◆ WHAT IS NEEDED: Pick every line from the data that holds the word "Stochastic".
-- START DATA FOR PROCESSING --
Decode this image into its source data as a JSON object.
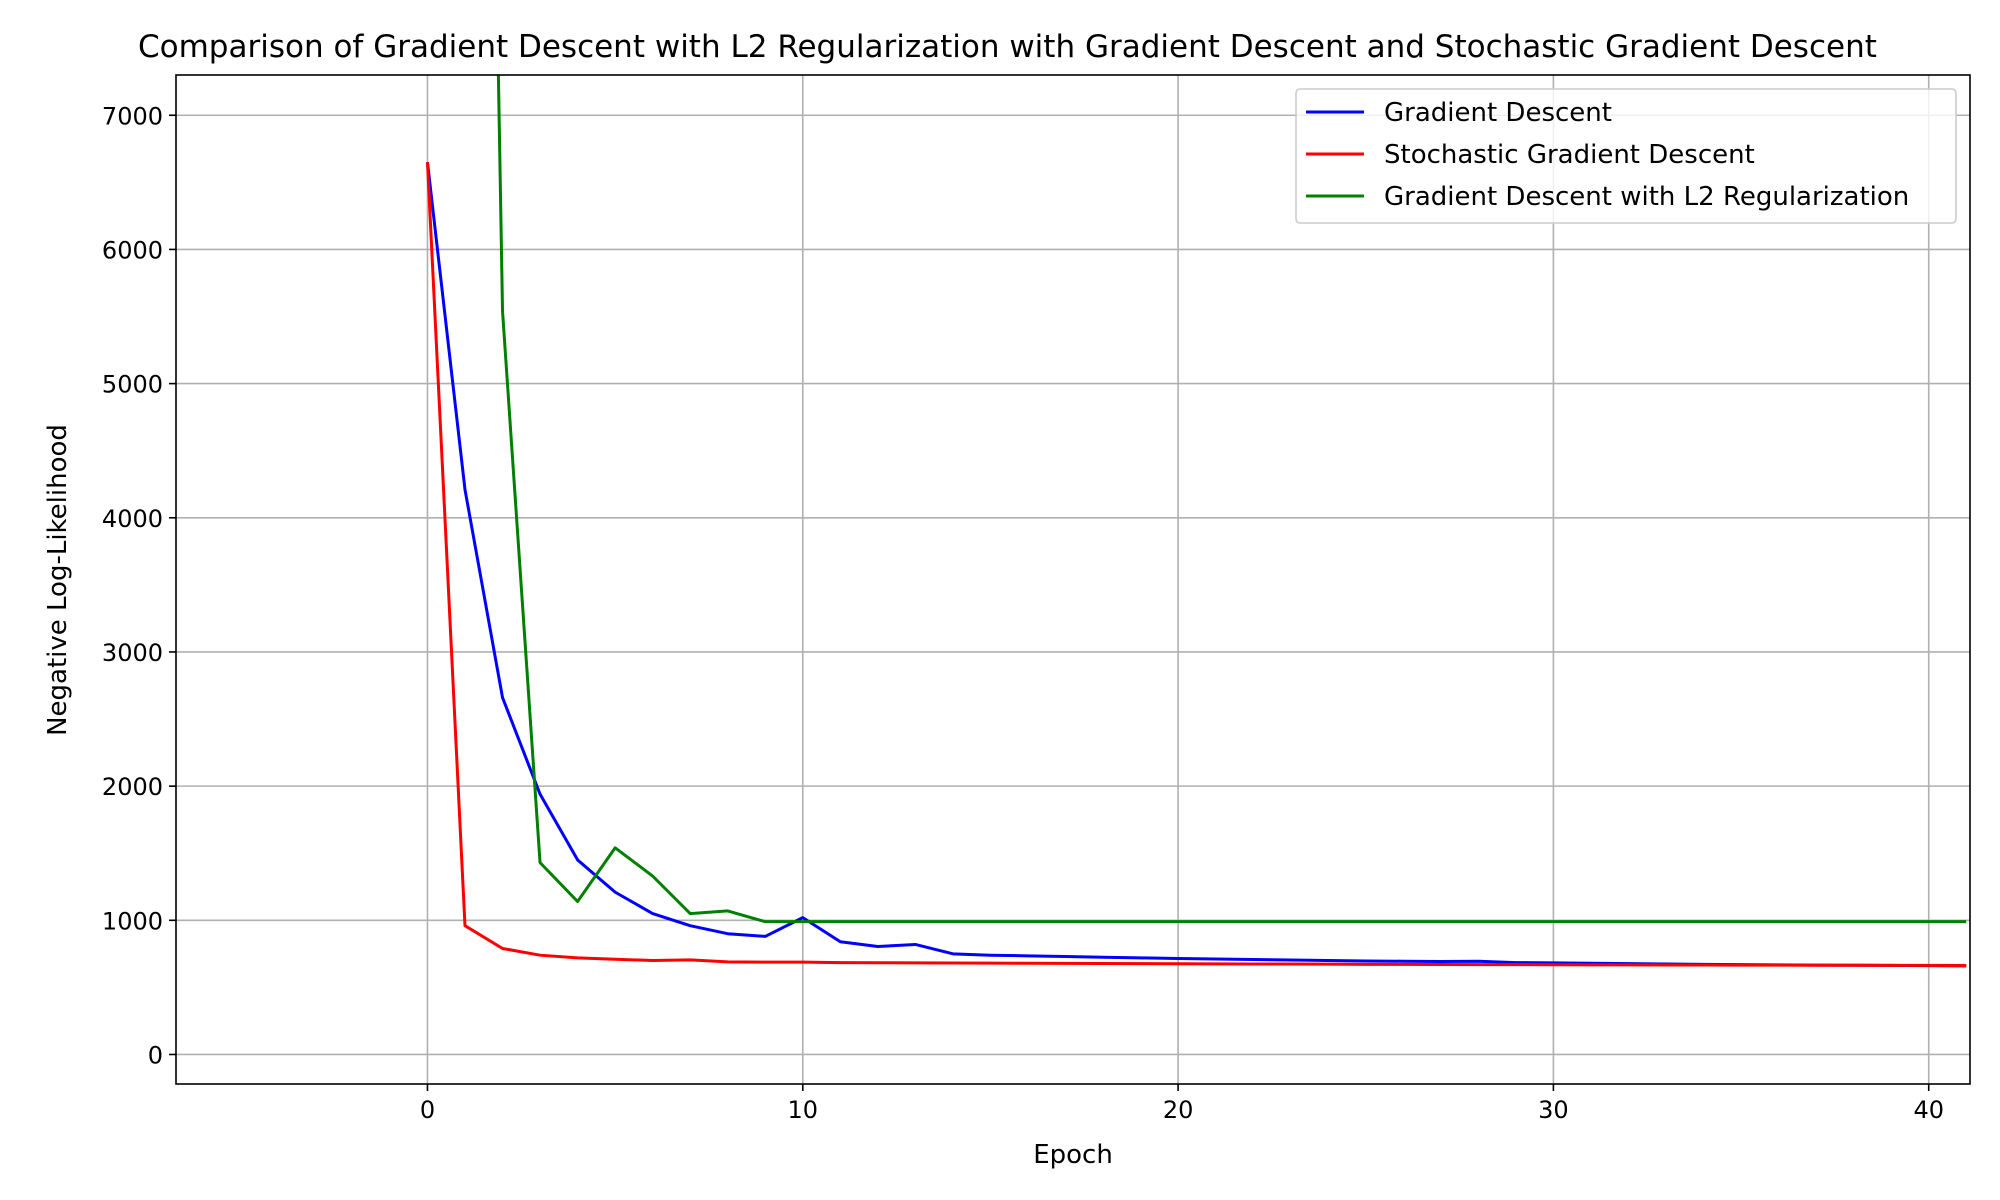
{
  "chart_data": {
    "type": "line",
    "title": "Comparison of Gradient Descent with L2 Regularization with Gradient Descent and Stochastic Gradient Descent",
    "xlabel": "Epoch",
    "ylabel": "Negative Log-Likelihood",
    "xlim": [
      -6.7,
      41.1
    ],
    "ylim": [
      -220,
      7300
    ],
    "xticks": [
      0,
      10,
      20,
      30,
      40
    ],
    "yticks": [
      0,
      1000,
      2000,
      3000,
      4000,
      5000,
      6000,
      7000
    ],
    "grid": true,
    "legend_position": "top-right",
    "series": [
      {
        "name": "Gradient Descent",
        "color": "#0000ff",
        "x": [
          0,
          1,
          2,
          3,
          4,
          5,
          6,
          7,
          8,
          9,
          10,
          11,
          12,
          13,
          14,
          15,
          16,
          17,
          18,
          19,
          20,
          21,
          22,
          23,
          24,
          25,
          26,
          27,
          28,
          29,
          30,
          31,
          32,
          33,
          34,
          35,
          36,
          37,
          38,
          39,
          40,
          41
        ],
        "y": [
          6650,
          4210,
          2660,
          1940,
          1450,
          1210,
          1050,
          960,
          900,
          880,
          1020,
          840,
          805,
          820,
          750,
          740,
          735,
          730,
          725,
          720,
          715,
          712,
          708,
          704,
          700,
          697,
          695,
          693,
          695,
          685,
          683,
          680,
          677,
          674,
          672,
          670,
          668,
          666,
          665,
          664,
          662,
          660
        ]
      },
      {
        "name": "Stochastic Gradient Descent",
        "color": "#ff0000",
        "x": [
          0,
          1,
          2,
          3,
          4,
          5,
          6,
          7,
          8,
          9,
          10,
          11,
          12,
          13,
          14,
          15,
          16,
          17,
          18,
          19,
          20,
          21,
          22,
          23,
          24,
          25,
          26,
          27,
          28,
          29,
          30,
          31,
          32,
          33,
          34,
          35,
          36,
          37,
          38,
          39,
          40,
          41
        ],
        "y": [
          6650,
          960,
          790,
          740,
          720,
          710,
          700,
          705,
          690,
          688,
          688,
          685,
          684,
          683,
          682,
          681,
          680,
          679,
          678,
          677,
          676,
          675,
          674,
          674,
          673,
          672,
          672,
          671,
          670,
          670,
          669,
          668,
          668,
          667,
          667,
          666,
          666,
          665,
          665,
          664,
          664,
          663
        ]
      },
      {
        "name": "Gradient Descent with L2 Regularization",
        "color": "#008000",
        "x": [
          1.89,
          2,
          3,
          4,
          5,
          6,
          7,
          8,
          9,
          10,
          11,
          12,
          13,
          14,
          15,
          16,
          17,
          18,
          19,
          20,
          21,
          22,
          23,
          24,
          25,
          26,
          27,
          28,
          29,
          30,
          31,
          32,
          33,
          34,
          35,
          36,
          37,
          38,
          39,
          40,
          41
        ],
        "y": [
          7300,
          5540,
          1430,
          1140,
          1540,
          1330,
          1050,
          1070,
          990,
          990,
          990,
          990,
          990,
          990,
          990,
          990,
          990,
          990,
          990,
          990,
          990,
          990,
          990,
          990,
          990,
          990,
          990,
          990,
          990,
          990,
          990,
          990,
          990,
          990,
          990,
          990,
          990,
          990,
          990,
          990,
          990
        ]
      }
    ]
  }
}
-- END DATA FOR PROCESSING --
-- START DATA FOR PROCESSING --
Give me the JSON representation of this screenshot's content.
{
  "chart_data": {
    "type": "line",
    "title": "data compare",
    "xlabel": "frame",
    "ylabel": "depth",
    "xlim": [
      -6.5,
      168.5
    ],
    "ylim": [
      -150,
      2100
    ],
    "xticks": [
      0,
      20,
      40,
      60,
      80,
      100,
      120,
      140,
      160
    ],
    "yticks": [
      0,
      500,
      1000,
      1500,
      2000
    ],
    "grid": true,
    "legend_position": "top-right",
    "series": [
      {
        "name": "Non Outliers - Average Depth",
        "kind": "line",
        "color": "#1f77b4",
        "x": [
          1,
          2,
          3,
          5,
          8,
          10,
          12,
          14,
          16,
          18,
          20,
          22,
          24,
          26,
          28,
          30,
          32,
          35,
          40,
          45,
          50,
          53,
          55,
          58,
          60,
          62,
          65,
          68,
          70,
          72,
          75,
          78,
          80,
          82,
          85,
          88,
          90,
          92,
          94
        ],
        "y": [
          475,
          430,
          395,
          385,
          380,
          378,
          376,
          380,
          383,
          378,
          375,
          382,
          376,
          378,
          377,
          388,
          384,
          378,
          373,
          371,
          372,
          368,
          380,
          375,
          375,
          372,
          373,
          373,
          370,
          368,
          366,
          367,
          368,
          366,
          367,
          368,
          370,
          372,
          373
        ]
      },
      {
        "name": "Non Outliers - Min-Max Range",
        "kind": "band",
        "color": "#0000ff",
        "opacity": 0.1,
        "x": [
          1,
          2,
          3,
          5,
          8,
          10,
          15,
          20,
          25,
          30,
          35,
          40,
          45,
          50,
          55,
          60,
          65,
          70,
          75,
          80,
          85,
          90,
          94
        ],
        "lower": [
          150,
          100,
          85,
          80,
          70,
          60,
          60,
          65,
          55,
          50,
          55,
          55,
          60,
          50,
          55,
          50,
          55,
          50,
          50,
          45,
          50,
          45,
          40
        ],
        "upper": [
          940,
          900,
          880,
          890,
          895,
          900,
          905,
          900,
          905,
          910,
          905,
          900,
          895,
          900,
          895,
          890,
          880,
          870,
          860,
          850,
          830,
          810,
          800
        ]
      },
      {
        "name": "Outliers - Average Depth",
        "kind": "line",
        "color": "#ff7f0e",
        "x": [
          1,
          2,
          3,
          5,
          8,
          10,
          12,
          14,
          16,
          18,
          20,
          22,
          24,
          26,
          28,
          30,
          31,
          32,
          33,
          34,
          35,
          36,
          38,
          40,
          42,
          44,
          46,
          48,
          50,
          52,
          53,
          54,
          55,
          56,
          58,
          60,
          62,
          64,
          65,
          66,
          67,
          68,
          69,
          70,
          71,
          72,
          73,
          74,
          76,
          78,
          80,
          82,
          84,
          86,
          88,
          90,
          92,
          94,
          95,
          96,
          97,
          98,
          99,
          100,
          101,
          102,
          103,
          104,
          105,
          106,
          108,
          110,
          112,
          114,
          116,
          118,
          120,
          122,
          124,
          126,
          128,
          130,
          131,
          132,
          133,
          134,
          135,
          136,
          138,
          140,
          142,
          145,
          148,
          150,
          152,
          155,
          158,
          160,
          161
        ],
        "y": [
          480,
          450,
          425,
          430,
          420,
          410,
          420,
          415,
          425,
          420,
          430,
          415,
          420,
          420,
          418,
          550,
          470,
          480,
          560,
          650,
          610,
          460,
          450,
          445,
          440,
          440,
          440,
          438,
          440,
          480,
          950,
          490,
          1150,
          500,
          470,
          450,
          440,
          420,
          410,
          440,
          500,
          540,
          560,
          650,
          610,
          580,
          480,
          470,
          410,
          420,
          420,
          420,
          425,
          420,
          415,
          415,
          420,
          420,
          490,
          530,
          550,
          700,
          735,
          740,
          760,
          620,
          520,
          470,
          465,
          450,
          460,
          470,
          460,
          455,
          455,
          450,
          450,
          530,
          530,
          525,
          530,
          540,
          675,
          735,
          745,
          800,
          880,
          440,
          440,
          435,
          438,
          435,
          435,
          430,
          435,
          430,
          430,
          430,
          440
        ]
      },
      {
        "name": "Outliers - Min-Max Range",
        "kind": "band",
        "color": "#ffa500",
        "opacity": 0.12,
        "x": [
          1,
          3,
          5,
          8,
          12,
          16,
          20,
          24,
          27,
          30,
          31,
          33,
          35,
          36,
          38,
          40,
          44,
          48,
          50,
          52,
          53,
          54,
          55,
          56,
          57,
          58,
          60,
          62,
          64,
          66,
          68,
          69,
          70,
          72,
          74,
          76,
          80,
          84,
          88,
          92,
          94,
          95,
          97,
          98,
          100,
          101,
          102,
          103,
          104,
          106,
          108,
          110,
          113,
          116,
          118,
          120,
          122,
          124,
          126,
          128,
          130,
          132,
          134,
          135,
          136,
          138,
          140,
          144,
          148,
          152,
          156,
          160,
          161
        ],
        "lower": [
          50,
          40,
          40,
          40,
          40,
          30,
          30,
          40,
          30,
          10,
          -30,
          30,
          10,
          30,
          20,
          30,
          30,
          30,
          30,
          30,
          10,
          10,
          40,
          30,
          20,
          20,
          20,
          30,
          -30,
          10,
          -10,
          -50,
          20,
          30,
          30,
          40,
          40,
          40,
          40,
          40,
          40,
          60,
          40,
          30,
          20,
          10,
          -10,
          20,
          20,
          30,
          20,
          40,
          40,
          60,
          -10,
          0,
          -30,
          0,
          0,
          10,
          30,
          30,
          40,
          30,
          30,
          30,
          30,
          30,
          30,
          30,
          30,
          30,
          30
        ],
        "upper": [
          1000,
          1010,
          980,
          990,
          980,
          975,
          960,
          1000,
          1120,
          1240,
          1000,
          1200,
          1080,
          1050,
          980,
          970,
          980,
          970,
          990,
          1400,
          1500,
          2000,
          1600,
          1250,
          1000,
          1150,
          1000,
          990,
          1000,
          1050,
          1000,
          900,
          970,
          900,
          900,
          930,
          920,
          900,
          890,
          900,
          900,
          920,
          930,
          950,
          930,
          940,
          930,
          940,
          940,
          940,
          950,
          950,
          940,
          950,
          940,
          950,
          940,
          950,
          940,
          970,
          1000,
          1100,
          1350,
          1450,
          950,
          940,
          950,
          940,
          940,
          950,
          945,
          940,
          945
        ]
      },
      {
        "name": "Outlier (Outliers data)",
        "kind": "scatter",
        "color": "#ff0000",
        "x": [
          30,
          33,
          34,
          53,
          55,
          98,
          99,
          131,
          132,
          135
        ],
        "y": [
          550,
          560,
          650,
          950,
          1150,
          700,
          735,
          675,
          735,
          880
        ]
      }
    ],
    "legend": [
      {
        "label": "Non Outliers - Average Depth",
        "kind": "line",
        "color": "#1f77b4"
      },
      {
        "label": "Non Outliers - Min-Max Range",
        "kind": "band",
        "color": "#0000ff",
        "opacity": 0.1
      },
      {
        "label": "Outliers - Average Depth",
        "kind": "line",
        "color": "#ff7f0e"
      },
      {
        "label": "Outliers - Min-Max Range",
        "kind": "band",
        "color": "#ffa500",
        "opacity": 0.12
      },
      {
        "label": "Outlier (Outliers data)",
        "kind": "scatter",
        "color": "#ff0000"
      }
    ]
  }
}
-- END DATA FOR PROCESSING --
◆ COMPLETE OUTPUT:
    "title": "Comparison of Gradient Descent with L2 Regularization with Gradient Descent and Stochastic Gradient Descent",
        "name": "Stochastic Gradient Descent",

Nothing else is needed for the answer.